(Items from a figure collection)
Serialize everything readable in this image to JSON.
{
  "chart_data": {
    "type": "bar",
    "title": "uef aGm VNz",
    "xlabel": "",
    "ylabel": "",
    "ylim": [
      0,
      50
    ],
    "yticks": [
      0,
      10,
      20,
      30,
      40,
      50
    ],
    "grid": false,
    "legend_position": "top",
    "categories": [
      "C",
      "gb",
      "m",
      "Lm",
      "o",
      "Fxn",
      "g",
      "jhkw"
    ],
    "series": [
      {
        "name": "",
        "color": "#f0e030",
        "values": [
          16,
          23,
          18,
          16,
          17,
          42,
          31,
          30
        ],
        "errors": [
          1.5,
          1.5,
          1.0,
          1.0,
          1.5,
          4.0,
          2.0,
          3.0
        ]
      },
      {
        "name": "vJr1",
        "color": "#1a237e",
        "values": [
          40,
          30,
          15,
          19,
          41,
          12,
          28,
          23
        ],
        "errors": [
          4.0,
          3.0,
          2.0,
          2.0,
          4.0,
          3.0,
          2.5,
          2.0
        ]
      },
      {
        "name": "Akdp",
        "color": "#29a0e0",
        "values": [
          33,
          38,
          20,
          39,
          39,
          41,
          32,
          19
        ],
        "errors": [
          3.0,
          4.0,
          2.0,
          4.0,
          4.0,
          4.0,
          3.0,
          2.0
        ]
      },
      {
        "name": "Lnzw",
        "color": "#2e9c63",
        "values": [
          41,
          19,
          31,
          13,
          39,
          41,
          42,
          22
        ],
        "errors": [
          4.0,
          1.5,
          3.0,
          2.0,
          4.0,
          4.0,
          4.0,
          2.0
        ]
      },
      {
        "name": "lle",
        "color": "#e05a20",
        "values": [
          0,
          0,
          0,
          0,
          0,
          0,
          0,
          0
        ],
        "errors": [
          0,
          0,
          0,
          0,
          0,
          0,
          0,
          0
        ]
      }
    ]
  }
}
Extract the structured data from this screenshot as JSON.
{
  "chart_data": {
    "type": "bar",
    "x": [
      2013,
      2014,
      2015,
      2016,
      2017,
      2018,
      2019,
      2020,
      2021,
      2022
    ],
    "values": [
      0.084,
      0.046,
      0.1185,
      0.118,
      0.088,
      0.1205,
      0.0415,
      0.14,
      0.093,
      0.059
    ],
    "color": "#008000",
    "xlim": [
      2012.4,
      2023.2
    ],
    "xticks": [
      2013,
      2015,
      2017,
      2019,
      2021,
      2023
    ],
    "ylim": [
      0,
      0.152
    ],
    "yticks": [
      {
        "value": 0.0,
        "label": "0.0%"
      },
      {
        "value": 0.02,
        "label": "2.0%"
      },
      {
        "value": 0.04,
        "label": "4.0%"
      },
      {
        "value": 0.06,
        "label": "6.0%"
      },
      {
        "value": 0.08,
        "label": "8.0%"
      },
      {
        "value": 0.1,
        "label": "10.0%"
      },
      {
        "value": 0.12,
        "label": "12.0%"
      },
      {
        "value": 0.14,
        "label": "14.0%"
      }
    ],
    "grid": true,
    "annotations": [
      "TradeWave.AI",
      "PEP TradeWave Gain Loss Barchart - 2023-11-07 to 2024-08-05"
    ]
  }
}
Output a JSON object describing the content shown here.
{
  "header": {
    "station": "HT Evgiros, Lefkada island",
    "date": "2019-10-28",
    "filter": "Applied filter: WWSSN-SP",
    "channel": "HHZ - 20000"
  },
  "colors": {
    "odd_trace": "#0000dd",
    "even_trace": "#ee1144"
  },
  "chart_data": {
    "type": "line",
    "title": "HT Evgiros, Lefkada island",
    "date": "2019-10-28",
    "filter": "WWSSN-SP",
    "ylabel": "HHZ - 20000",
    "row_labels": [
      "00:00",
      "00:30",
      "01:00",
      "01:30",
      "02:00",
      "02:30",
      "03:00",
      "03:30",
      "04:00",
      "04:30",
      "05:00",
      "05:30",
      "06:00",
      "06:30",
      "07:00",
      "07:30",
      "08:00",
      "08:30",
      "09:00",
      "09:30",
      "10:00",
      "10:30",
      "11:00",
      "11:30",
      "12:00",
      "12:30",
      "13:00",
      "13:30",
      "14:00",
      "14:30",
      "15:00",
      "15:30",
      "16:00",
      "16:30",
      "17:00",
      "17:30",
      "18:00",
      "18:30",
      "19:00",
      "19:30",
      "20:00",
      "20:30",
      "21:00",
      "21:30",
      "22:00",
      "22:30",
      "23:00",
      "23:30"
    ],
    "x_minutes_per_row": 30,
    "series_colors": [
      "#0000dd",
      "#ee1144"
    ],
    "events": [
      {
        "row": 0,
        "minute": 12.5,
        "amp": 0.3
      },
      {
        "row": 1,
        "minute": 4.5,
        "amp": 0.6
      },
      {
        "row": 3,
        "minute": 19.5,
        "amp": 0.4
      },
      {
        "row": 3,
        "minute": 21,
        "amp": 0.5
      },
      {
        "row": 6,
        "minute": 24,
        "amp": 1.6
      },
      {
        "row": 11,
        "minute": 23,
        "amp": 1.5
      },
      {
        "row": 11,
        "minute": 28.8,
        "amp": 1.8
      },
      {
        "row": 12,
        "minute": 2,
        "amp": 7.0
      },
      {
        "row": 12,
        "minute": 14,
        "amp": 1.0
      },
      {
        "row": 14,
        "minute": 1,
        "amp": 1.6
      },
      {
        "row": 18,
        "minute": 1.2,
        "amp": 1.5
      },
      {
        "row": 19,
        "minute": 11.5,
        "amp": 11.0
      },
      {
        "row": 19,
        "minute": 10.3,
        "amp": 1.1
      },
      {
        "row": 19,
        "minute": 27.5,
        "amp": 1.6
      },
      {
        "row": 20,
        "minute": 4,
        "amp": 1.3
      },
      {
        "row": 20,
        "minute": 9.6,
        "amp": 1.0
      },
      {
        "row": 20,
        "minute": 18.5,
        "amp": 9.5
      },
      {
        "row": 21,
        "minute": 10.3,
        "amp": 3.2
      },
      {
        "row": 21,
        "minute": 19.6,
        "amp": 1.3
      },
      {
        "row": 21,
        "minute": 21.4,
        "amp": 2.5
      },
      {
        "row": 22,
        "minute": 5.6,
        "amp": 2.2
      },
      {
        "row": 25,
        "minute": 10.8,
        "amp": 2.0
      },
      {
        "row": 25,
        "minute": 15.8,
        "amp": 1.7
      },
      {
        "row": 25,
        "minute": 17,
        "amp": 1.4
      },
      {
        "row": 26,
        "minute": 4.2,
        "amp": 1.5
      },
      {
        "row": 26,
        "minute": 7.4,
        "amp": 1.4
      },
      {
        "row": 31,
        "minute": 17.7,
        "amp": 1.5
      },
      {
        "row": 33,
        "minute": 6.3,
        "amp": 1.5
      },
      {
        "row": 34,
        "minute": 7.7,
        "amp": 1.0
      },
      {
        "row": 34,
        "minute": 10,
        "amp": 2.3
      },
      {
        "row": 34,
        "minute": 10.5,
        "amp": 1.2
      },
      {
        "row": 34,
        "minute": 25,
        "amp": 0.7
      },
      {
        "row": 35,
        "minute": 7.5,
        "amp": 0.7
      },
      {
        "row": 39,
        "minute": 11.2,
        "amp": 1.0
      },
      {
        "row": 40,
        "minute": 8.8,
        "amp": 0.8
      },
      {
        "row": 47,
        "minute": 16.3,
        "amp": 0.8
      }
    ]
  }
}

**Stated goal:** Every line that holds the word "island" should be extracted.

**Answer for the task:**
    "station": "HT Evgiros, Lefkada island",
    "title": "HT Evgiros, Lefkada island",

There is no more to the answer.